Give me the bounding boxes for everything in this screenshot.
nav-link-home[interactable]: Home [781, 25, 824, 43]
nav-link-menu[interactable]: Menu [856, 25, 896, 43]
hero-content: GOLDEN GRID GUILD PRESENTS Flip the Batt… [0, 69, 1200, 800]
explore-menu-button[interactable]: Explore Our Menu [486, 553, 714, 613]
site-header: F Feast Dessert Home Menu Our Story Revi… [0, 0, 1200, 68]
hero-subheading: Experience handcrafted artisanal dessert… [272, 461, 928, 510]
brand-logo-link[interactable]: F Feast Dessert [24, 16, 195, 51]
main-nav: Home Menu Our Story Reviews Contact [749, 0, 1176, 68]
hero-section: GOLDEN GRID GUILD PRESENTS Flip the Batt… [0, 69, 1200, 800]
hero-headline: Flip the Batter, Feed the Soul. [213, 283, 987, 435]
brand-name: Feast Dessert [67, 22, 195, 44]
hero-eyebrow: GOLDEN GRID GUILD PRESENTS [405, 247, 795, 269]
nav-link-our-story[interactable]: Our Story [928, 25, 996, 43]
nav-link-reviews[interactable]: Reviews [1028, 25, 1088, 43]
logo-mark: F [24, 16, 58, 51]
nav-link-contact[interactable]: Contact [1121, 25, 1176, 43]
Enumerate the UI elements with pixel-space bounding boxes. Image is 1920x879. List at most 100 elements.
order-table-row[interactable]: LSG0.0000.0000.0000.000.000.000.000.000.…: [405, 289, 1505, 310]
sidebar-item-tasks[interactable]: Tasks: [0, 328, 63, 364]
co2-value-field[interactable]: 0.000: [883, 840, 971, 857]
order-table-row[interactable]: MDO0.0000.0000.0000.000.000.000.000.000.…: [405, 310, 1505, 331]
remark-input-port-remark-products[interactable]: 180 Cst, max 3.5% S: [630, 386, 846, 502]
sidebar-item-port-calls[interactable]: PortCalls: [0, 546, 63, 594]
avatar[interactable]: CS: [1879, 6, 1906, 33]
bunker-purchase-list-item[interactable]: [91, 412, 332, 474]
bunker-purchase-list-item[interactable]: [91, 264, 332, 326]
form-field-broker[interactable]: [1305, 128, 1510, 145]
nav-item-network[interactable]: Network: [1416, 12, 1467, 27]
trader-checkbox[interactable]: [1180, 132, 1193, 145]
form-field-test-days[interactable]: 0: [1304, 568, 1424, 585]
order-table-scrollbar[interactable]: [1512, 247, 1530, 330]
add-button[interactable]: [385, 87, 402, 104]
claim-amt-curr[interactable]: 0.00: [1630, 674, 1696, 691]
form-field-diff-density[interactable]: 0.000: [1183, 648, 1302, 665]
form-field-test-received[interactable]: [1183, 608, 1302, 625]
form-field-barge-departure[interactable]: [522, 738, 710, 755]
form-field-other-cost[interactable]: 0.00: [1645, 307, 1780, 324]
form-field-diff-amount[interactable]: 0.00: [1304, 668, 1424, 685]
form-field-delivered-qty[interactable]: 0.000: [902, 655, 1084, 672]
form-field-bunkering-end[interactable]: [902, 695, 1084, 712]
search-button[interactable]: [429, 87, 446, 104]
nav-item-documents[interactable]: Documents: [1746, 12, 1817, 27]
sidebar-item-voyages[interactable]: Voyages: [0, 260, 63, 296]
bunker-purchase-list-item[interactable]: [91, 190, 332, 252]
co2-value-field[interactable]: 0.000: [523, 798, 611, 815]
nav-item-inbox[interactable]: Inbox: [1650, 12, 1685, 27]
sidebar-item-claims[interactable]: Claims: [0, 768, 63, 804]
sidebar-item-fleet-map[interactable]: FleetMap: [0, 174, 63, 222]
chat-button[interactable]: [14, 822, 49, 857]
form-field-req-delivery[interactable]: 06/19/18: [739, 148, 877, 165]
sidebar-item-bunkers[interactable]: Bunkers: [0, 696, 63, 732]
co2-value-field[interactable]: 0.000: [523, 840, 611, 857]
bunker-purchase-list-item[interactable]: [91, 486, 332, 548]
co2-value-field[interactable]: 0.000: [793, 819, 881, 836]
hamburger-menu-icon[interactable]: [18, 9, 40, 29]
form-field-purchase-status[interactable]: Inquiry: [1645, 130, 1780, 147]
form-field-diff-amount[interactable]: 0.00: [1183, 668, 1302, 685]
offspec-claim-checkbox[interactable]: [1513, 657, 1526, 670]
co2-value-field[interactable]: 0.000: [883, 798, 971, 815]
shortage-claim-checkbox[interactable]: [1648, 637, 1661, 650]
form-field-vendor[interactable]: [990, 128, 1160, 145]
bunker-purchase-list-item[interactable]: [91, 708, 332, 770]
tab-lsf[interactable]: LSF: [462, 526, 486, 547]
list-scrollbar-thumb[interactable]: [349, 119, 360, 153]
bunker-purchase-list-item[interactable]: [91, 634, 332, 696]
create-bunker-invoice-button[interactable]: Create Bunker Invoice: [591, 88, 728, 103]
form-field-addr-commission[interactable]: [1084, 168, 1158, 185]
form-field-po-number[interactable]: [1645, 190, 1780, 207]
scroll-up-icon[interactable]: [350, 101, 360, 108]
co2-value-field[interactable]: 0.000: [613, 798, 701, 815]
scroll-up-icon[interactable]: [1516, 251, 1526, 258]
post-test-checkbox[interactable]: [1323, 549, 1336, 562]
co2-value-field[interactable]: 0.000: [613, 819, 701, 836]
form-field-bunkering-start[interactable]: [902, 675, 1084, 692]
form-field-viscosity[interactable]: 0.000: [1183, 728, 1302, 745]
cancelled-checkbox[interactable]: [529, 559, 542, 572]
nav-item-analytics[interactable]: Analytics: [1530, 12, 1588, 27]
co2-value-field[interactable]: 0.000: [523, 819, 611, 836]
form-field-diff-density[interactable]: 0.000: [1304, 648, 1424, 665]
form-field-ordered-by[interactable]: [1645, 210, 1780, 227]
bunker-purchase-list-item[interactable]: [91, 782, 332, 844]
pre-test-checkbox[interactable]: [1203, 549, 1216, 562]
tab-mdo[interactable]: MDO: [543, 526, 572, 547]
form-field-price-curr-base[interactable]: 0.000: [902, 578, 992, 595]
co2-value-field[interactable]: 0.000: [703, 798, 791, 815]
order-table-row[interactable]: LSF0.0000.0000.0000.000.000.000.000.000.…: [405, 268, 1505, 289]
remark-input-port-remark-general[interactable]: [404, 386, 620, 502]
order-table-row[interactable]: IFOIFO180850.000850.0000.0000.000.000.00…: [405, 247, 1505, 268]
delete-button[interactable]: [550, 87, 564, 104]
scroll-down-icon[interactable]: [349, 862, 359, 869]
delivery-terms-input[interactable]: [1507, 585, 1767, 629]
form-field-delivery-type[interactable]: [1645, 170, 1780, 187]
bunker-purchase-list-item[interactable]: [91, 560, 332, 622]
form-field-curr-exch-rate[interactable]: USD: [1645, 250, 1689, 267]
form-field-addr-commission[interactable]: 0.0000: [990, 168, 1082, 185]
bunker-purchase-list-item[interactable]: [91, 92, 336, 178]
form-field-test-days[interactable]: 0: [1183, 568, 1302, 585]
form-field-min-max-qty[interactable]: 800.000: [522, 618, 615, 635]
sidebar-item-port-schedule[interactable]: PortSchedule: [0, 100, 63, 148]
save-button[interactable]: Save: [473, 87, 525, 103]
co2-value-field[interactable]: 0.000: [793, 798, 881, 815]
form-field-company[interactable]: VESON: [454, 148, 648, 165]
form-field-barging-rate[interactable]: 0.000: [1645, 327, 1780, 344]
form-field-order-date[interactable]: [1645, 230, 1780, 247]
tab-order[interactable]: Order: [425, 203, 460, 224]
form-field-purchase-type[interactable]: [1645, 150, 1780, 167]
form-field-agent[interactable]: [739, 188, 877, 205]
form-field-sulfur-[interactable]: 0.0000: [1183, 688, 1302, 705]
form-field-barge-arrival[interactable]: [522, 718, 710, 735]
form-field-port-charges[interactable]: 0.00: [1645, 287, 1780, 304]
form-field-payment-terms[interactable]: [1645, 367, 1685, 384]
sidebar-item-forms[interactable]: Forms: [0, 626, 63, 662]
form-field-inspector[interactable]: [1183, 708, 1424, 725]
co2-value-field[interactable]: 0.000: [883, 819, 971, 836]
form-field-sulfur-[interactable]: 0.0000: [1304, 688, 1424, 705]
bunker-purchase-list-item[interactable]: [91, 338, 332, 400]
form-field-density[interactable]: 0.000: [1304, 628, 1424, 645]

Request >> Rewrite the material from its first line up to and including the line that contains "logo-mark: F [24, 16, 58, 51]" as a numbered list, leaving out any blank lines.

Solution to this task >>
1. Give me the bounding boxes for everything in this screenshot.
2. nav-link-home[interactable]: Home [781, 25, 824, 43]
3. nav-link-menu[interactable]: Menu [856, 25, 896, 43]
4. hero-content: GOLDEN GRID GUILD PRESENTS Flip the Batt… [0, 69, 1200, 800]
5. explore-menu-button[interactable]: Explore Our Menu [486, 553, 714, 613]
6. site-header: F Feast Dessert Home Menu Our Story Revi… [0, 0, 1200, 68]
7. hero-subheading: Experience handcrafted artisanal dessert… [272, 461, 928, 510]
8. brand-logo-link[interactable]: F Feast Dessert [24, 16, 195, 51]
9. main-nav: Home Menu Our Story Reviews Contact [749, 0, 1176, 68]
10. hero-section: GOLDEN GRID GUILD PRESENTS Flip the Batt… [0, 69, 1200, 800]
11. hero-headline: Flip the Batter, Feed the Soul. [213, 283, 987, 435]
12. brand-name: Feast Dessert [67, 22, 195, 44]
13. hero-eyebrow: GOLDEN GRID GUILD PRESENTS [405, 247, 795, 269]
14. nav-link-our-story[interactable]: Our Story [928, 25, 996, 43]
15. nav-link-reviews[interactable]: Reviews [1028, 25, 1088, 43]
16. logo-mark: F [24, 16, 58, 51]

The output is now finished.